*Task material*:

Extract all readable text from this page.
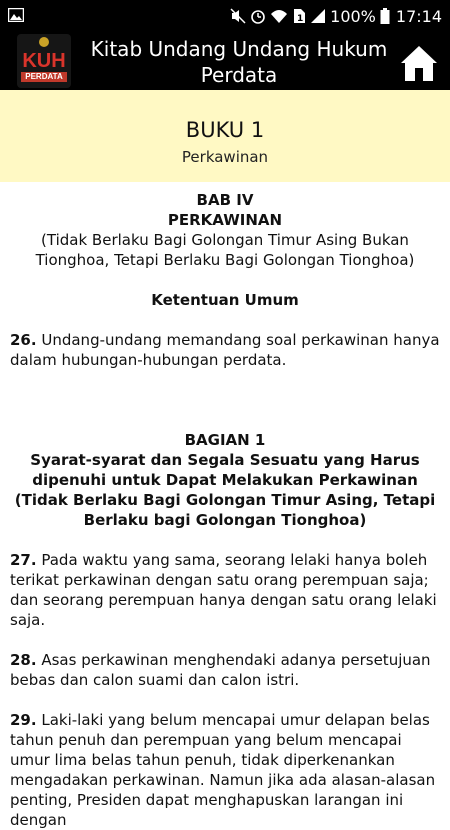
1 100% 17:14
KUH
PERDATA
Kitab Undang Undang Hukum Perdata
BUKU 1
Perkawinan
BAB IV
PERKAWINAN
(Tidak Berlaku Bagi Golongan Timur Asing Bukan Tionghoa, Tetapi Berlaku Bagi Golongan Tionghoa)
Ketentuan Umum

26. Undang-undang memandang soal perkawinan hanya dalam hubungan-hubungan perdata.

BAGIAN 1
Syarat-syarat dan Segala Sesuatu yang Harus dipenuhi untuk Dapat Melakukan Perkawinan (Tidak Berlaku Bagi Golongan Timur Asing, Tetapi Berlaku bagi Golongan Tionghoa)

27. Pada waktu yang sama, seorang lelaki hanya boleh terikat perkawinan dengan satu orang perempuan saja; dan seorang perempuan hanya dengan satu orang lelaki saja.

28. Asas perkawinan menghendaki adanya persetujuan bebas dan calon suami dan calon istri.

29. Laki-laki yang belum mencapai umur delapan belas tahun penuh dan perempuan yang belum mencapai umur lima belas tahun penuh, tidak diperkenankan mengadakan perkawinan. Namun jika ada alasan-alasan penting, Presiden dapat menghapuskan larangan ini dengan
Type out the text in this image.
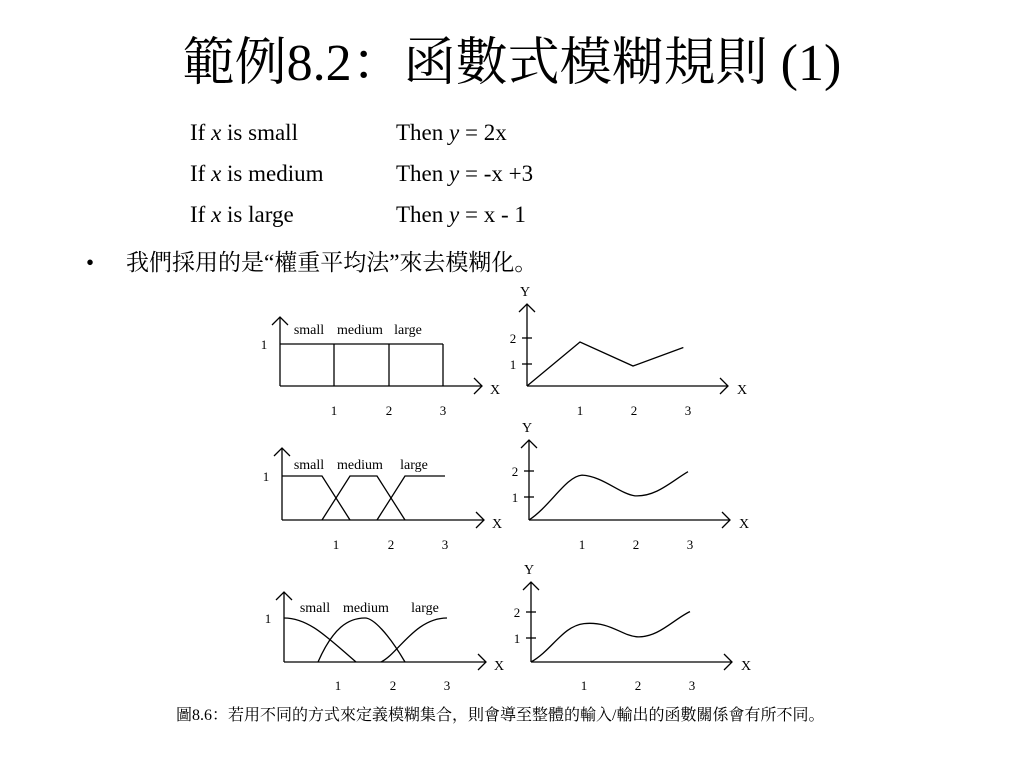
範例8.2：函數式模糊規則 (1)
If x is small	Then y = 2x
If x is medium	Then y = -x +3
If x is large	Then y = x - 1
• 我們採用的是“權重平均法”來去模糊化。
X
1
1	2	3
small medium large
Y
X
1	2	3
1
2
X
1
1	2	3
small medium large
Y
X
1	2	3
1
2
X
1
1	2	3
small medium large
Y
X
1	2	3
1
2
圖8.6：若用不同的方式來定義模糊集合，則會導至整體的輸入/輸出的函數關係會有所不同。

*What this task involves*: Transcribe every record above exactly, leaving out the pictures.

*Result*:
Extract all readable text from this page.
1 100% 17:14
KUH
PERDATA
Kitab Undang Undang Hukum Perdata
BUKU 1
Perkawinan
BAB IV
PERKAWINAN
(Tidak Berlaku Bagi Golongan Timur Asing Bukan Tionghoa, Tetapi Berlaku Bagi Golongan Tionghoa)
Ketentuan Umum

26. Undang-undang memandang soal perkawinan hanya dalam hubungan-hubungan perdata.

BAGIAN 1
Syarat-syarat dan Segala Sesuatu yang Harus dipenuhi untuk Dapat Melakukan Perkawinan (Tidak Berlaku Bagi Golongan Timur Asing, Tetapi Berlaku bagi Golongan Tionghoa)

27. Pada waktu yang sama, seorang lelaki hanya boleh terikat perkawinan dengan satu orang perempuan saja; dan seorang perempuan hanya dengan satu orang lelaki saja.

28. Asas perkawinan menghendaki adanya persetujuan bebas dan calon suami dan calon istri.

29. Laki-laki yang belum mencapai umur delapan belas tahun penuh dan perempuan yang belum mencapai umur lima belas tahun penuh, tidak diperkenankan mengadakan perkawinan. Namun jika ada alasan-alasan penting, Presiden dapat menghapuskan larangan ini dengan
Type out the text in this image.
範例8.2：函數式模糊規則 (1)
If x is small	Then y = 2x
If x is medium	Then y = -x +3
If x is large	Then y = x - 1
• 我們採用的是“權重平均法”來去模糊化。
X
1
1	2	3
small medium large
Y
X
1	2	3
1
2
X
1
1	2	3
small medium large
Y
X
1	2	3
1
2
X
1
1	2	3
small medium large
Y
X
1	2	3
1
2
圖8.6：若用不同的方式來定義模糊集合，則會導至整體的輸入/輸出的函數關係會有所不同。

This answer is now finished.